续写下面这篇讲解 from_pretrained 加载模型过程的正文，从最后一行之后接着往下写。

**正文:**
******************************

例如，下面代码，我们选择了 bert-base-cased 模型，但是本地没有这个模型文件，就会自动下载到当前目录下的 ./bert 文件夹中，如果不给定 cache_dir 参数，则会自动下载到 /home/user_name/.cache/huggingface 文件夹下

model = AutoModel.from_pretrained("bert-base-cased", cache_dir="./bert")

2. from_pretrained 模型构建过程

如下是 from_pretrained 的代码

def from_pretrained(cls, pretrained_model_name_or_path, *model_args, **kwargs):
    config = kwargs.pop("config", None)
    trust_remote_code = kwargs.pop("trust_remote_code", None)
    kwargs["_from_auto"] = True
    hub_kwargs_names = [
        "cache_dir",
        "code_revision",
        "force_download",
        "local_files_only",
        "proxies",
        "resume_download",
        "revision",
        "subfolder",
        "use_auth_token",
    ]
    hub_kwargs = {name: kwargs.pop(name) for name in hub_kwargs_names if name in kwargs}
    if not isinstance(config, PretrainedConfig):
        kwargs_orig = copy.deepcopy(kwargs)

******************************

**提取信息:**
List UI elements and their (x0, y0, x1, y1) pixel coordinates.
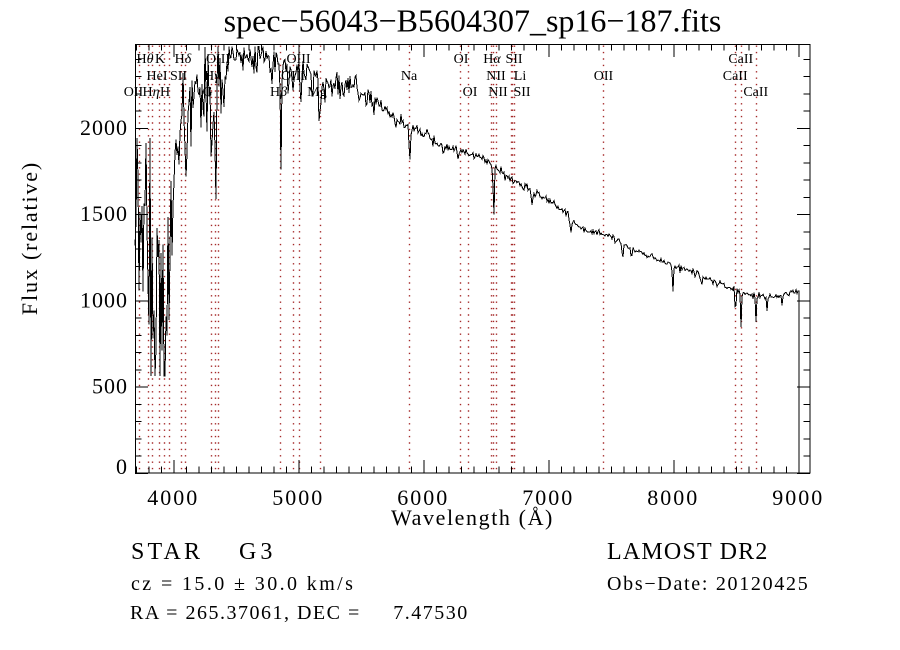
svg-text:Hα: Hα (483, 52, 501, 67)
svg-text:SII: SII (513, 85, 530, 100)
svg-text:HeI: HeI (147, 69, 168, 84)
svg-text:2000: 2000 (80, 115, 128, 140)
svg-text:NII: NII (486, 69, 506, 84)
svg-text:OII: OII (124, 85, 144, 100)
svg-text:Hγ: Hγ (204, 69, 220, 84)
svg-text:Flux (relative): Flux (relative) (17, 161, 42, 315)
svg-text:G: G (202, 85, 212, 100)
svg-text:5000: 5000 (272, 485, 324, 510)
svg-text:Hβ: Hβ (270, 85, 287, 100)
svg-text:OI: OI (463, 85, 478, 100)
svg-text:Obs−Date: 20120425: Obs−Date: 20120425 (607, 573, 809, 595)
svg-text:K: K (155, 52, 165, 67)
svg-text:Hθ: Hθ (136, 52, 153, 67)
svg-text:7000: 7000 (522, 485, 574, 510)
svg-text:9000: 9000 (772, 485, 824, 510)
svg-text:4000: 4000 (147, 485, 199, 510)
svg-text:SII: SII (505, 52, 522, 67)
svg-text:CaII: CaII (723, 69, 748, 84)
svg-text:LAMOST DR2: LAMOST DR2 (607, 539, 769, 565)
svg-text:8000: 8000 (647, 485, 699, 510)
svg-text:6000: 6000 (397, 485, 449, 510)
svg-text:500: 500 (92, 374, 128, 399)
svg-text:0: 0 (116, 454, 128, 479)
svg-text:Na: Na (401, 69, 418, 84)
svg-text:Hδ: Hδ (175, 52, 192, 67)
svg-text:RA = 265.37061, DEC = 7.47: RA = 265.37061, DEC = 7.47530 (130, 602, 469, 624)
svg-text:CaII: CaII (728, 52, 753, 67)
svg-text:OI: OI (454, 52, 469, 67)
svg-text:OIII: OIII (206, 52, 230, 67)
svg-text:Mg: Mg (307, 85, 326, 100)
svg-text:Li: Li (514, 69, 527, 84)
svg-text:OIII: OIII (286, 52, 310, 67)
svg-text:SII: SII (170, 69, 187, 84)
svg-text:G3: G3 (239, 539, 276, 565)
svg-text:Hη: Hη (142, 85, 159, 100)
svg-text:OII: OII (594, 69, 614, 84)
svg-text:1000: 1000 (80, 287, 128, 312)
svg-text:Wavelength (Å): Wavelength (Å) (391, 505, 554, 530)
svg-text:cz = 15.0 ± 30.0 km/s: cz = 15.0 ± 30.0 km/s (131, 573, 355, 595)
svg-text:H: H (160, 85, 170, 100)
svg-text:1500: 1500 (80, 201, 128, 226)
svg-text:CaII: CaII (743, 85, 768, 100)
svg-text:NII: NII (488, 85, 508, 100)
svg-text:OIII: OIII (281, 69, 305, 84)
svg-text:STAR: STAR (131, 539, 203, 565)
svg-text:spec−56043−B5604307_sp16−187.f: spec−56043−B5604307_sp16−187.fits (224, 3, 722, 39)
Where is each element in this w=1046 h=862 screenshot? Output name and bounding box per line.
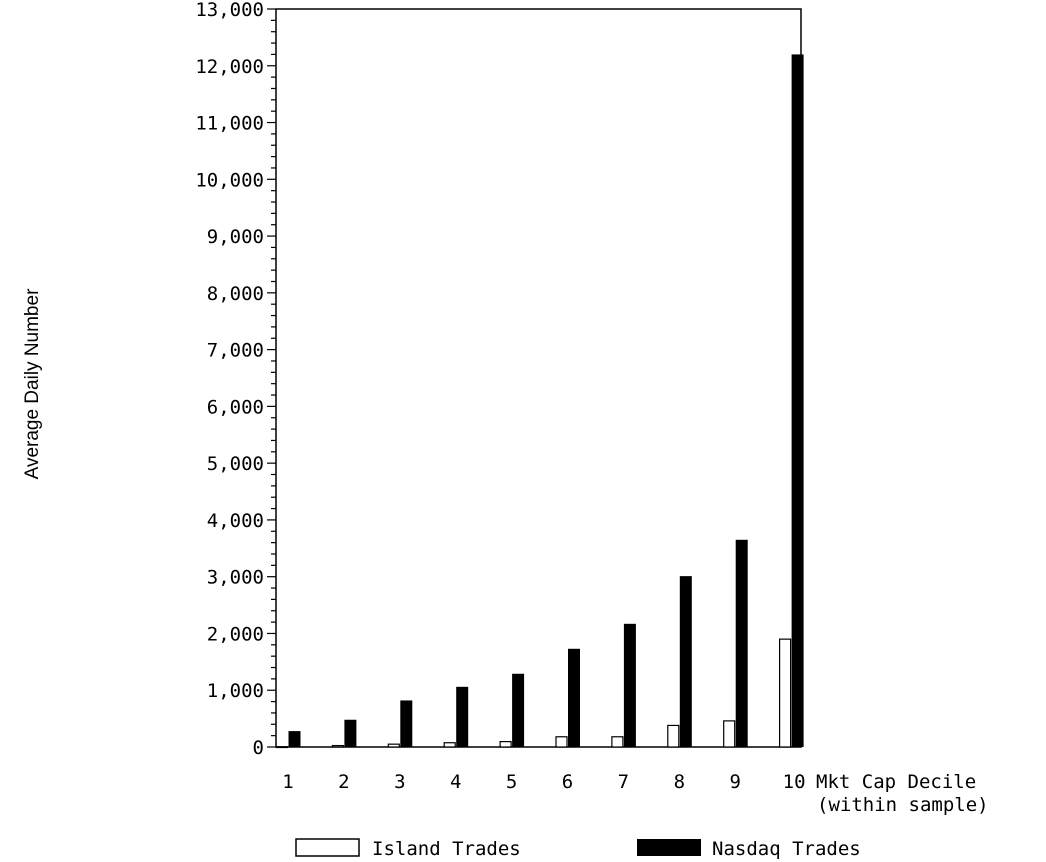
y-tick-label: 0 — [253, 737, 264, 759]
y-tick-label: 3,000 — [207, 567, 264, 589]
bar-nasdaq-5 — [512, 673, 525, 747]
x-tick-label: 9 — [729, 771, 740, 793]
bar-nasdaq-3 — [400, 700, 413, 747]
y-axis-tick-labels: 0 1,000 2,000 3,000 4,000 5,000 6,000 7,000 8,00… — [195, 0, 264, 759]
bar-island-8 — [667, 724, 680, 748]
x-axis-title-line1: Mkt Cap Decile — [816, 771, 976, 793]
bar-island-1 — [275, 746, 289, 749]
bar-island-10 — [778, 638, 792, 748]
bar-nasdaq-10 — [791, 54, 804, 747]
x-tick-label: 5 — [506, 771, 517, 793]
y-tick-label: 6,000 — [207, 396, 264, 418]
bar-island-2 — [331, 744, 344, 748]
y-axis-title: Average Daily Number — [22, 288, 43, 479]
x-axis-title-line2: (within sample) — [817, 794, 989, 816]
bar-nasdaq-1 — [288, 731, 301, 747]
bar-nasdaq-6 — [568, 648, 580, 747]
y-tick-label: 10,000 — [195, 169, 264, 191]
bar-nasdaq-4 — [456, 686, 469, 747]
y-tick-label: 7,000 — [207, 340, 264, 362]
legend: Island Trades Nasdaq Trades — [295, 838, 861, 860]
legend-swatch-island — [295, 838, 360, 857]
x-tick-label: 3 — [394, 771, 405, 793]
x-tick-label: 2 — [338, 771, 349, 793]
y-tick-label: 5,000 — [207, 453, 264, 475]
x-tick-label: 6 — [562, 771, 573, 793]
bar-island-6 — [555, 736, 568, 748]
x-tick-label: 8 — [674, 771, 685, 793]
bars — [275, 54, 804, 749]
legend-label-island: Island Trades — [372, 838, 521, 860]
bar-island-5 — [499, 741, 512, 748]
plot-frame — [275, 8, 802, 748]
y-tick-label: 8,000 — [207, 283, 264, 305]
plot-area-border — [275, 8, 802, 748]
bar-island-9 — [723, 720, 736, 748]
x-tick-label: 4 — [450, 771, 461, 793]
y-tick-label: 9,000 — [207, 226, 264, 248]
x-tick-label: 1 — [282, 771, 293, 793]
x-axis-tick-labels: 1 2 3 4 5 6 7 8 9 10 — [282, 771, 805, 793]
bar-island-4 — [443, 742, 456, 748]
bar-island-3 — [387, 743, 400, 748]
y-tick-label: 1,000 — [207, 680, 264, 702]
y-tick-label: 4,000 — [207, 510, 264, 532]
x-tick-label: 10 — [783, 771, 806, 793]
legend-label-nasdaq: Nasdaq Trades — [712, 838, 861, 860]
y-axis-ticks — [267, 8, 276, 748]
y-tick-label: 11,000 — [195, 113, 264, 135]
y-tick-label: 2,000 — [207, 623, 264, 645]
bar-nasdaq-9 — [735, 539, 748, 747]
y-tick-label: 13,000 — [195, 0, 264, 21]
bar-nasdaq-2 — [344, 719, 357, 747]
bar-nasdaq-7 — [623, 623, 636, 747]
bar-island-7 — [611, 736, 624, 748]
legend-swatch-nasdaq — [637, 839, 701, 856]
y-tick-label: 12,000 — [195, 56, 264, 78]
x-tick-label: 7 — [618, 771, 629, 793]
bar-nasdaq-8 — [679, 576, 692, 747]
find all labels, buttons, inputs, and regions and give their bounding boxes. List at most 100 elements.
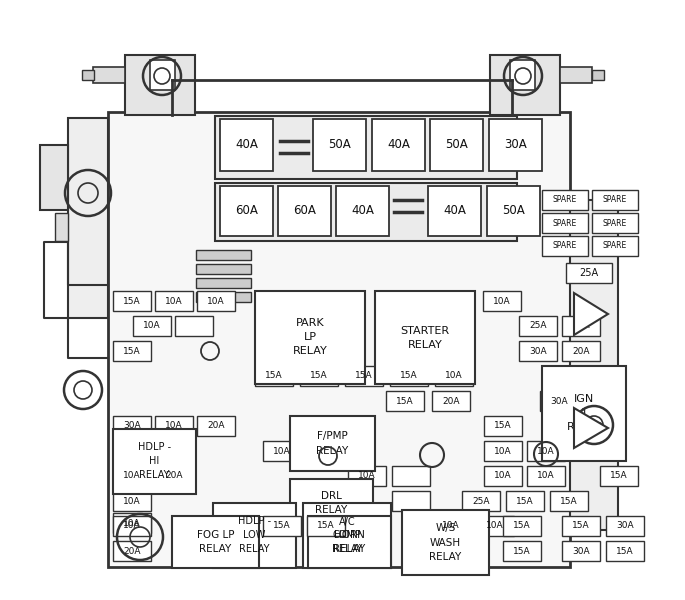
Bar [290, 479, 373, 527]
Text: F/PMP
RELAY: F/PMP RELAY [316, 431, 349, 455]
Bar [392, 466, 430, 486]
Bar [483, 291, 521, 311]
Text: 15A: 15A [273, 521, 291, 530]
Bar [345, 366, 383, 386]
Bar [213, 503, 296, 568]
Bar [592, 213, 638, 233]
Bar [550, 491, 588, 511]
Bar [566, 263, 612, 283]
Bar [93, 67, 125, 83]
Bar [462, 491, 500, 511]
Bar [560, 67, 592, 83]
Text: 30A: 30A [123, 421, 141, 431]
Bar [592, 70, 604, 80]
Bar [155, 291, 193, 311]
Bar [150, 60, 175, 90]
Text: 20A: 20A [123, 547, 140, 556]
Bar [503, 541, 541, 561]
Bar [600, 466, 638, 486]
Text: 15A: 15A [310, 371, 328, 380]
Bar [113, 466, 151, 486]
Text: 10A: 10A [273, 446, 291, 455]
Bar [592, 236, 638, 256]
Bar [40, 145, 68, 210]
Bar [255, 366, 293, 386]
Text: 60A: 60A [293, 205, 316, 217]
Text: 10A: 10A [143, 322, 161, 331]
Text: 15A: 15A [516, 497, 534, 505]
Text: SPARE: SPARE [603, 218, 627, 227]
Bar [606, 516, 644, 536]
Text: SPARE: SPARE [603, 196, 627, 205]
Bar [562, 541, 600, 561]
Text: HORN
RELAY: HORN RELAY [334, 530, 366, 554]
Text: 40A: 40A [443, 205, 466, 217]
Bar [125, 55, 195, 115]
Text: 25A: 25A [580, 268, 599, 278]
Bar [290, 416, 375, 471]
Bar [430, 119, 483, 171]
Text: PARK
LP
RELAY: PARK LP RELAY [292, 319, 327, 356]
Bar [432, 391, 470, 411]
Text: 15A: 15A [513, 547, 531, 556]
Text: HDLP -
HI
RELAY: HDLP - HI RELAY [138, 443, 171, 481]
Bar [390, 366, 428, 386]
Text: A/C
COMP
RELAY: A/C COMP RELAY [332, 517, 362, 554]
Bar [489, 119, 542, 171]
Bar [113, 513, 151, 533]
Bar [484, 416, 522, 436]
Text: HDLP -
LOW
RELAY: HDLP - LOW RELAY [238, 517, 271, 554]
Bar [375, 291, 475, 384]
Bar [484, 466, 522, 486]
Text: 15A: 15A [494, 421, 512, 431]
Text: 50A: 50A [445, 139, 468, 151]
Text: 15A: 15A [123, 346, 141, 355]
Text: 10A: 10A [207, 296, 225, 305]
Bar [510, 60, 535, 90]
Bar [108, 112, 570, 567]
Text: 10A: 10A [494, 446, 512, 455]
Bar [263, 516, 301, 536]
Bar [278, 186, 331, 236]
Bar [82, 70, 94, 80]
Bar [540, 391, 578, 411]
Text: 15A: 15A [513, 521, 531, 530]
Bar [113, 491, 151, 511]
Text: 15A: 15A [560, 497, 578, 505]
Text: 40A: 40A [387, 139, 410, 151]
Bar [562, 516, 600, 536]
Bar [113, 341, 151, 361]
Text: 50A: 50A [502, 205, 525, 217]
Bar [196, 250, 251, 260]
Bar [432, 516, 470, 536]
Bar [348, 466, 386, 486]
Text: 15A: 15A [396, 397, 414, 406]
Text: 10A: 10A [445, 371, 463, 380]
Text: 15A: 15A [317, 521, 335, 530]
Text: 30A: 30A [504, 139, 527, 151]
Text: 20A: 20A [165, 472, 183, 481]
Bar [527, 441, 565, 461]
Bar [113, 416, 151, 436]
Text: 40A: 40A [235, 139, 258, 151]
Bar [428, 186, 481, 236]
Text: 10A: 10A [358, 472, 376, 481]
Text: W/S
WASH
RELAY: W/S WASH RELAY [429, 523, 462, 562]
Text: 10A: 10A [493, 296, 511, 305]
Bar [313, 119, 366, 171]
Bar [402, 510, 489, 575]
Bar [113, 291, 151, 311]
Bar [542, 366, 626, 461]
Text: IGN
1
RELAY: IGN 1 RELAY [566, 395, 601, 433]
Text: 15A: 15A [265, 371, 283, 380]
Text: 10A: 10A [537, 446, 555, 455]
Text: 15A: 15A [572, 521, 590, 530]
Text: 10A: 10A [494, 472, 512, 481]
Text: 10A: 10A [165, 421, 183, 431]
Bar [196, 292, 251, 302]
Text: SPARE: SPARE [603, 241, 627, 251]
Bar [220, 119, 273, 171]
Bar [592, 190, 638, 210]
Text: DRL
RELAY: DRL RELAY [315, 491, 347, 515]
Bar [386, 391, 424, 411]
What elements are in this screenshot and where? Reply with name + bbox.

******************************

**任务结果:**
        # ensure not to pollute the config object with torch_dtype="auto" - since it's
        # meaningless in the context of the config object - torch.dtype values are acceptable
        if kwargs.get("torch_dtype", None) == "auto":
            _ = kwargs.pop("torch_dtype")

        config, kwargs = AutoConfig.from_pretrained(
            pretrained_model_name_or_path,
            return_unused_kwargs=True,
            trust_remote_code=trust_remote_code,
            **hub_kwargs,
            **kwargs,
        )

        # if torch_dtype=auto was passed here, ensure to pass it on
        if kwargs_orig.get("torch_dtype", None) == "auto":
            kwargs["torch_dtype"] = "auto"

    has_remote_code = hasattr(config, "auto_map") and cls.__name__ in config.auto_map
    has_local_code = type(config) in cls._model_mapping.keys()
    trust_remote_code = resolve_trust_remote_code(
        trust_remote_code, pretrained_model_name_or_path, has_local_code, has_remote_code
    )
    if has_remote_code and trust_remote_code:
        class_ref = config.auto_map[cls.__name__]
        model_class = get_class_from_dynamic_module(
            class_ref, pretrained_model_name_or_path, **hub_kwargs, **kwargs
        )
        _ = hub_kwargs.pop("code_revision", None)
        if os.path.isdir(pretrained_model_name_or_path):
            model_class.register_for_auto_class(cls.__name__)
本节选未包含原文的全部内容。